• Given task
Please update the material below by replacing each "page-number" with "folio-number", keeping everything else unchanged.

Layout annotation records:
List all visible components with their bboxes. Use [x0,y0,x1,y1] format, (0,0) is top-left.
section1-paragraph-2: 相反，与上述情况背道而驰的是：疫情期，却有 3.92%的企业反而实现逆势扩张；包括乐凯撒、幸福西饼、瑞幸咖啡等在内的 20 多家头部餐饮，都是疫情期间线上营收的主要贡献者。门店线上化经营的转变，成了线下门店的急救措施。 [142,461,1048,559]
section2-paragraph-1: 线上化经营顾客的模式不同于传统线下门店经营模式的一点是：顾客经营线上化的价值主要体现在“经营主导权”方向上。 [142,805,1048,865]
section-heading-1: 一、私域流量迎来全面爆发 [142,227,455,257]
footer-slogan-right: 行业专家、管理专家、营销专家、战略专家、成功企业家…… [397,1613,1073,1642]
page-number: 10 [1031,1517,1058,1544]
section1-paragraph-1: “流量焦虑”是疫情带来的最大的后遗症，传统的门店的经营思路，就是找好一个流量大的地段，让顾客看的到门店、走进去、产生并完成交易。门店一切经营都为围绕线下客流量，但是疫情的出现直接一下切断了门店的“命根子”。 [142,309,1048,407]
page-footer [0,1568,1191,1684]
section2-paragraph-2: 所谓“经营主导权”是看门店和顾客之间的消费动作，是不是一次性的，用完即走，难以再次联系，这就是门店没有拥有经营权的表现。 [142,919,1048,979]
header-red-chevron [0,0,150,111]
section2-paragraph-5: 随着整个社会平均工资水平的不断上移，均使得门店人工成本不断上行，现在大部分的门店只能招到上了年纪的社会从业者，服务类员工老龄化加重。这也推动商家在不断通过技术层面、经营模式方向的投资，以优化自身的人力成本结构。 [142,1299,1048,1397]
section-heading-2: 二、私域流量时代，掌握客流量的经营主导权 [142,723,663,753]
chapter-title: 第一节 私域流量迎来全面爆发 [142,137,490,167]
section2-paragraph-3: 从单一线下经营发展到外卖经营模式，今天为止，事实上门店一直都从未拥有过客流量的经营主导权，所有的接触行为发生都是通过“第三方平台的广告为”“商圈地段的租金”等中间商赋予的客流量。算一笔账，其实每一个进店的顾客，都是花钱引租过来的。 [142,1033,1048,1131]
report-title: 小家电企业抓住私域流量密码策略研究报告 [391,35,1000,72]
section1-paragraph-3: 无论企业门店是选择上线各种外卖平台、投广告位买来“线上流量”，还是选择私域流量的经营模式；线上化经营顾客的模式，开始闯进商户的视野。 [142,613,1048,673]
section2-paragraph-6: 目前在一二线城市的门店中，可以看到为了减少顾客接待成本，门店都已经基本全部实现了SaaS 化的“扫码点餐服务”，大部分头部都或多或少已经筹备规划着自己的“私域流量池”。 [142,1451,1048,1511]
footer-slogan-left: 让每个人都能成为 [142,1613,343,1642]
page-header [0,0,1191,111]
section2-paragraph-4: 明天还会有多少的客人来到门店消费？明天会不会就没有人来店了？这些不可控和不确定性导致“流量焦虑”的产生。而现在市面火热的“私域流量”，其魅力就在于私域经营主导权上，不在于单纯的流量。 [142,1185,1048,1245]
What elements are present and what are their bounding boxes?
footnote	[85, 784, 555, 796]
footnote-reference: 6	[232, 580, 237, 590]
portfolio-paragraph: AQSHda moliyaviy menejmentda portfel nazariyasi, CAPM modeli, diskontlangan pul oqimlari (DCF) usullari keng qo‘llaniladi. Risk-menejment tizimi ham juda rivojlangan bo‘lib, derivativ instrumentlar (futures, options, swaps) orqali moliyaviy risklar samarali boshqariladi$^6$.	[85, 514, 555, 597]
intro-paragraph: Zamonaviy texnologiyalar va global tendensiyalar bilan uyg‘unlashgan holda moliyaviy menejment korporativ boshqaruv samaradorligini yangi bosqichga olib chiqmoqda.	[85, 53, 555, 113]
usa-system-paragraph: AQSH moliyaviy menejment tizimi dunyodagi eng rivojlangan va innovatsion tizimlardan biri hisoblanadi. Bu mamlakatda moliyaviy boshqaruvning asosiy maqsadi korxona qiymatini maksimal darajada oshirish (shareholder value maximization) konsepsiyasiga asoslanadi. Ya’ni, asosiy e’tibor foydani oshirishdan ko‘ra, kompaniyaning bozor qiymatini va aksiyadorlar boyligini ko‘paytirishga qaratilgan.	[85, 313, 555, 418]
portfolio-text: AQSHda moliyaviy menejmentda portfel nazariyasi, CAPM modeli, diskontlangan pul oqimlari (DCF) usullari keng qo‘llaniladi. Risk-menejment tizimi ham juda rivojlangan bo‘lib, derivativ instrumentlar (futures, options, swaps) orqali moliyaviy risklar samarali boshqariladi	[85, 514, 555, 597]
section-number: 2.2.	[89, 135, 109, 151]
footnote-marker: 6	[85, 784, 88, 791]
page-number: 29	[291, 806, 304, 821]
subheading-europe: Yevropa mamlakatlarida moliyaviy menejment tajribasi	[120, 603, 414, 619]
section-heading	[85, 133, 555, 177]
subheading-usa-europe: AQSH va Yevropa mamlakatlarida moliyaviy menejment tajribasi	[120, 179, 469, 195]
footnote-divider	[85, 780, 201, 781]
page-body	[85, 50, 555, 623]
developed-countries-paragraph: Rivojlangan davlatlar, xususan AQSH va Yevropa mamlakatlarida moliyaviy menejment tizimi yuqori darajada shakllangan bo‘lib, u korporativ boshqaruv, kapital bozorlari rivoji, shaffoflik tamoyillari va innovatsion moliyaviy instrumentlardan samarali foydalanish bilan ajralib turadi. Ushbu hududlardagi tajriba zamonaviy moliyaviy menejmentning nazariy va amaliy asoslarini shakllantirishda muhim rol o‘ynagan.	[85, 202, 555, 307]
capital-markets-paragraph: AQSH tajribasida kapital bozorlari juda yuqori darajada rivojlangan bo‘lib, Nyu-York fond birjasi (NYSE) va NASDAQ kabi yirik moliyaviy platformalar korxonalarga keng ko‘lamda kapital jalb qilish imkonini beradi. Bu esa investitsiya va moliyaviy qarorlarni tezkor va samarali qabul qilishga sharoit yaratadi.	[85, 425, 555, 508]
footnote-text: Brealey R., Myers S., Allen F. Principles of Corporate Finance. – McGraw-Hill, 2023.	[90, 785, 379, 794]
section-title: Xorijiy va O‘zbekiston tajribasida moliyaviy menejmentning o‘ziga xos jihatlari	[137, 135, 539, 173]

• Answer
List all visible components with their bboxes. Use [x0,y0,x1,y1] format, (0,0) is top-left.
section1-paragraph-2: 相反，与上述情况背道而驰的是：疫情期，却有 3.92%的企业反而实现逆势扩张；包括乐凯撒、幸福西饼、瑞幸咖啡等在内的 20 多家头部餐饮，都是疫情期间线上营收的主要贡献者。门店线上化经营的转变，成了线下门店的急救措施。 [142,461,1048,559]
section2-paragraph-1: 线上化经营顾客的模式不同于传统线下门店经营模式的一点是：顾客经营线上化的价值主要体现在“经营主导权”方向上。 [142,805,1048,865]
section-heading-1: 一、私域流量迎来全面爆发 [142,227,455,257]
footer-slogan-right: 行业专家、管理专家、营销专家、战略专家、成功企业家…… [397,1613,1073,1642]
folio-number: 10 [1031,1517,1058,1544]
section1-paragraph-1: “流量焦虑”是疫情带来的最大的后遗症，传统的门店的经营思路，就是找好一个流量大的地段，让顾客看的到门店、走进去、产生并完成交易。门店一切经营都为围绕线下客流量，但是疫情的出现直接一下切断了门店的“命根子”。 [142,309,1048,407]
page-footer [0,1568,1191,1684]
section2-paragraph-2: 所谓“经营主导权”是看门店和顾客之间的消费动作，是不是一次性的，用完即走，难以再次联系，这就是门店没有拥有经营权的表现。 [142,919,1048,979]
header-red-chevron [0,0,150,111]
section2-paragraph-5: 随着整个社会平均工资水平的不断上移，均使得门店人工成本不断上行，现在大部分的门店只能招到上了年纪的社会从业者，服务类员工老龄化加重。这也推动商家在不断通过技术层面、经营模式方向的投资，以优化自身的人力成本结构。 [142,1299,1048,1397]
section-heading-2: 二、私域流量时代，掌握客流量的经营主导权 [142,723,663,753]
chapter-title: 第一节 私域流量迎来全面爆发 [142,137,490,167]
section2-paragraph-3: 从单一线下经营发展到外卖经营模式，今天为止，事实上门店一直都从未拥有过客流量的经营主导权，所有的接触行为发生都是通过“第三方平台的广告为”“商圈地段的租金”等中间商赋予的客流量。算一笔账，其实每一个进店的顾客，都是花钱引租过来的。 [142,1033,1048,1131]
report-title: 小家电企业抓住私域流量密码策略研究报告 [391,35,1000,72]
section1-paragraph-3: 无论企业门店是选择上线各种外卖平台、投广告位买来“线上流量”，还是选择私域流量的经营模式；线上化经营顾客的模式，开始闯进商户的视野。 [142,613,1048,673]
section2-paragraph-6: 目前在一二线城市的门店中，可以看到为了减少顾客接待成本，门店都已经基本全部实现了SaaS 化的“扫码点餐服务”，大部分头部都或多或少已经筹备规划着自己的“私域流量池”。 [142,1451,1048,1511]
footer-slogan-left: 让每个人都能成为 [142,1613,343,1642]
page-header [0,0,1191,111]
section2-paragraph-4: 明天还会有多少的客人来到门店消费？明天会不会就没有人来店了？这些不可控和不确定性导致“流量焦虑”的产生。而现在市面火热的“私域流量”，其魅力就在于私域经营主导权上，不在于单纯的流量。 [142,1185,1048,1245]
What elements are present and what are their bounding boxes?
footnote	[85, 784, 555, 796]
footnote-reference: 6	[232, 580, 237, 590]
portfolio-paragraph: AQSHda moliyaviy menejmentda portfel nazariyasi, CAPM modeli, diskontlangan pul oqimlari (DCF) usullari keng qo‘llaniladi. Risk-menejment tizimi ham juda rivojlangan bo‘lib, derivativ instrumentlar (futures, options, swaps) orqali moliyaviy risklar samarali boshqariladi$^6$.	[85, 514, 555, 597]
intro-paragraph: Zamonaviy texnologiyalar va global tendensiyalar bilan uyg‘unlashgan holda moliyaviy menejment korporativ boshqaruv samaradorligini yangi bosqichga olib chiqmoqda.	[85, 53, 555, 113]
usa-system-paragraph: AQSH moliyaviy menejment tizimi dunyodagi eng rivojlangan va innovatsion tizimlardan biri hisoblanadi. Bu mamlakatda moliyaviy boshqaruvning asosiy maqsadi korxona qiymatini maksimal darajada oshirish (shareholder value maximization) konsepsiyasiga asoslanadi. Ya’ni, asosiy e’tibor foydani oshirishdan ko‘ra, kompaniyaning bozor qiymatini va aksiyadorlar boyligini ko‘paytirishga qaratilgan.	[85, 313, 555, 418]
portfolio-text: AQSHda moliyaviy menejmentda portfel nazariyasi, CAPM modeli, diskontlangan pul oqimlari (DCF) usullari keng qo‘llaniladi. Risk-menejment tizimi ham juda rivojlangan bo‘lib, derivativ instrumentlar (futures, options, swaps) orqali moliyaviy risklar samarali boshqariladi	[85, 514, 555, 597]
section-number: 2.2.	[89, 135, 109, 151]
footnote-marker: 6	[85, 784, 88, 791]
folio-number: 29	[291, 806, 304, 821]
subheading-europe: Yevropa mamlakatlarida moliyaviy menejment tajribasi	[120, 603, 414, 619]
section-heading	[85, 133, 555, 177]
subheading-usa-europe: AQSH va Yevropa mamlakatlarida moliyaviy menejment tajribasi	[120, 179, 469, 195]
footnote-divider	[85, 780, 201, 781]
page-body	[85, 50, 555, 623]
developed-countries-paragraph: Rivojlangan davlatlar, xususan AQSH va Yevropa mamlakatlarida moliyaviy menejment tizimi yuqori darajada shakllangan bo‘lib, u korporativ boshqaruv, kapital bozorlari rivoji, shaffoflik tamoyillari va innovatsion moliyaviy instrumentlardan samarali foydalanish bilan ajralib turadi. Ushbu hududlardagi tajriba zamonaviy moliyaviy menejmentning nazariy va amaliy asoslarini shakllantirishda muhim rol o‘ynagan.	[85, 202, 555, 307]
capital-markets-paragraph: AQSH tajribasida kapital bozorlari juda yuqori darajada rivojlangan bo‘lib, Nyu-York fond birjasi (NYSE) va NASDAQ kabi yirik moliyaviy platformalar korxonalarga keng ko‘lamda kapital jalb qilish imkonini beradi. Bu esa investitsiya va moliyaviy qarorlarni tezkor va samarali qabul qilishga sharoit yaratadi.	[85, 425, 555, 508]
footnote-text: Brealey R., Myers S., Allen F. Principles of Corporate Finance. – McGraw-Hill, 2023.	[90, 785, 379, 794]
section-title: Xorijiy va O‘zbekiston tajribasida moliyaviy menejmentning o‘ziga xos jihatlari	[137, 135, 539, 173]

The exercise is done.